TO BE DONE:
Produce an exact copy of all the records.

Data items

════════════════════

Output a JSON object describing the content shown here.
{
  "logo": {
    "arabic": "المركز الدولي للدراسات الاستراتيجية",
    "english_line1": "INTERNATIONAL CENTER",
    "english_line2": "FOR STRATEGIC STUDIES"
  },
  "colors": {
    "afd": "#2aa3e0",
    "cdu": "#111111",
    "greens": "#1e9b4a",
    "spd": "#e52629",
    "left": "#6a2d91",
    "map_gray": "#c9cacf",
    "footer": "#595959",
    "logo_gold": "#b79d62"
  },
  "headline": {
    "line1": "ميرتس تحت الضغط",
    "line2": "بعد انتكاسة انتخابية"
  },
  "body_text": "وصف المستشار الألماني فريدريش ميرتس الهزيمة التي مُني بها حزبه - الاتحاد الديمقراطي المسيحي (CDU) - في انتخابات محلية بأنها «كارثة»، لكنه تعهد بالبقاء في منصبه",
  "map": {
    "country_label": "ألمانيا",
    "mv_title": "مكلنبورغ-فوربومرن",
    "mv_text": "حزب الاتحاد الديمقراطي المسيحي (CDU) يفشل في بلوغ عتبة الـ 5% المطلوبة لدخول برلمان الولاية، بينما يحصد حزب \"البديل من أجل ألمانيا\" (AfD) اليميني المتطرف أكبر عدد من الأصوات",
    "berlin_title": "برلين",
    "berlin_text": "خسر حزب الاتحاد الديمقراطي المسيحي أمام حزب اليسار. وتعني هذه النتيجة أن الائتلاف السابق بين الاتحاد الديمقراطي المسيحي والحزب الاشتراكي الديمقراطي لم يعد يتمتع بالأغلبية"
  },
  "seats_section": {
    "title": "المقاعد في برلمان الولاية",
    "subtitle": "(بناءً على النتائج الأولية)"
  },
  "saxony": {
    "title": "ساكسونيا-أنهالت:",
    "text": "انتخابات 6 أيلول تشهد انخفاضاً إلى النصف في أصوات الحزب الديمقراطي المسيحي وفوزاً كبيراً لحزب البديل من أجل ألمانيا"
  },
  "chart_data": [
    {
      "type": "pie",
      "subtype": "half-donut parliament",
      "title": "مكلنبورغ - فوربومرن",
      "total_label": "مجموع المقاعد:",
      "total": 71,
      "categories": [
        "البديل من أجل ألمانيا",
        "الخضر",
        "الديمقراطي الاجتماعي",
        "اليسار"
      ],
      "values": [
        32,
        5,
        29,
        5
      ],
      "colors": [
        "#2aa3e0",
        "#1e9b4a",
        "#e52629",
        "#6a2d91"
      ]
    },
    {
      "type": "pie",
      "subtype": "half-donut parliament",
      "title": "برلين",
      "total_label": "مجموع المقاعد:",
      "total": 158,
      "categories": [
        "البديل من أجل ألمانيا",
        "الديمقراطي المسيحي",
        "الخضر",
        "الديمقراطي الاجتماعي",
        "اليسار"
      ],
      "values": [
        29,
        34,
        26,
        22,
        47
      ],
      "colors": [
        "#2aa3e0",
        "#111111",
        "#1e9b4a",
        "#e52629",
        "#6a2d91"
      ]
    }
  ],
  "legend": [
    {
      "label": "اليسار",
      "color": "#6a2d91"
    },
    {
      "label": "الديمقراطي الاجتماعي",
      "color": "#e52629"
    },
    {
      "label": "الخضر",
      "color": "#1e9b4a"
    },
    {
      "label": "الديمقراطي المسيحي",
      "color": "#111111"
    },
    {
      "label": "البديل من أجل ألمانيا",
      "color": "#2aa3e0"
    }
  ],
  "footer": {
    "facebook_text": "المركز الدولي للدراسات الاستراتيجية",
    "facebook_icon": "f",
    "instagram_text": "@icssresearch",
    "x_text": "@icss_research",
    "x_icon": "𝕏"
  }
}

════════════════════

OUTPUT:
Output a JSON object describing the content shown here.
{
  "logo": {
    "arabic": "المركز الدولي للدراسات الاستراتيجية",
    "english_line1": "INTERNATIONAL CENTER",
    "english_line2": "FOR STRATEGIC STUDIES"
  },
  "colors": {
    "afd": "#2aa3e0",
    "cdu": "#111111",
    "greens": "#1e9b4a",
    "spd": "#e52629",
    "left": "#6a2d91",
    "map_gray": "#c9cacf",
    "footer": "#595959",
    "logo_gold": "#b79d62"
  },
  "headline": {
    "line1": "ميرتس تحت الضغط",
    "line2": "بعد انتكاسة انتخابية"
  },
  "body_text": "وصف المستشار الألماني فريدريش ميرتس الهزيمة التي مُني بها حزبه - الاتحاد الديمقراطي المسيحي (CDU) - في انتخابات محلية بأنها «كارثة»، لكنه تعهد بالبقاء في منصبه",
  "map": {
    "country_label": "ألمانيا",
    "mv_title": "مكلنبورغ-فوربومرن",
    "mv_text": "حزب الاتحاد الديمقراطي المسيحي (CDU) يفشل في بلوغ عتبة الـ 5% المطلوبة لدخول برلمان الولاية، بينما يحصد حزب \"البديل من أجل ألمانيا\" (AfD) اليميني المتطرف أكبر عدد من الأصوات",
    "berlin_title": "برلين",
    "berlin_text": "خسر حزب الاتحاد الديمقراطي المسيحي أمام حزب اليسار. وتعني هذه النتيجة أن الائتلاف السابق بين الاتحاد الديمقراطي المسيحي والحزب الاشتراكي الديمقراطي لم يعد يتمتع بالأغلبية"
  },
  "seats_section": {
    "title": "المقاعد في برلمان الولاية",
    "subtitle": "(بناءً على النتائج الأولية)"
  },
  "saxony": {
    "title": "ساكسونيا-أنهالت:",
    "text": "انتخابات 6 أيلول تشهد انخفاضاً إلى النصف في أصوات الحزب الديمقراطي المسيحي وفوزاً كبيراً لحزب البديل من أجل ألمانيا"
  },
  "chart_data": [
    {
      "type": "pie",
      "subtype": "half-donut parliament",
      "title": "مكلنبورغ - فوربومرن",
      "total_label": "مجموع المقاعد:",
      "total": 71,
      "categories": [
        "البديل من أجل ألمانيا",
        "الخضر",
        "الديمقراطي الاجتماعي",
        "اليسار"
      ],
      "values": [
        32,
        5,
        29,
        5
      ],
      "colors": [
        "#2aa3e0",
        "#1e9b4a",
        "#e52629",
        "#6a2d91"
      ]
    },
    {
      "type": "pie",
      "subtype": "half-donut parliament",
      "title": "برلين",
      "total_label": "مجموع المقاعد:",
      "total": 158,
      "categories": [
        "البديل من أجل ألمانيا",
        "الديمقراطي المسيحي",
        "الخضر",
        "الديمقراطي الاجتماعي",
        "اليسار"
      ],
      "values": [
        29,
        34,
        26,
        22,
        47
      ],
      "colors": [
        "#2aa3e0",
        "#111111",
        "#1e9b4a",
        "#e52629",
        "#6a2d91"
      ]
    }
  ],
  "legend": [
    {
      "label": "اليسار",
      "color": "#6a2d91"
    },
    {
      "label": "الديمقراطي الاجتماعي",
      "color": "#e52629"
    },
    {
      "label": "الخضر",
      "color": "#1e9b4a"
    },
    {
      "label": "الديمقراطي المسيحي",
      "color": "#111111"
    },
    {
      "label": "البديل من أجل ألمانيا",
      "color": "#2aa3e0"
    }
  ],
  "footer": {
    "facebook_text": "المركز الدولي للدراسات الاستراتيجية",
    "facebook_icon": "f",
    "instagram_text": "@icssresearch",
    "x_text": "@icss_research",
    "x_icon": "𝕏"
  }
}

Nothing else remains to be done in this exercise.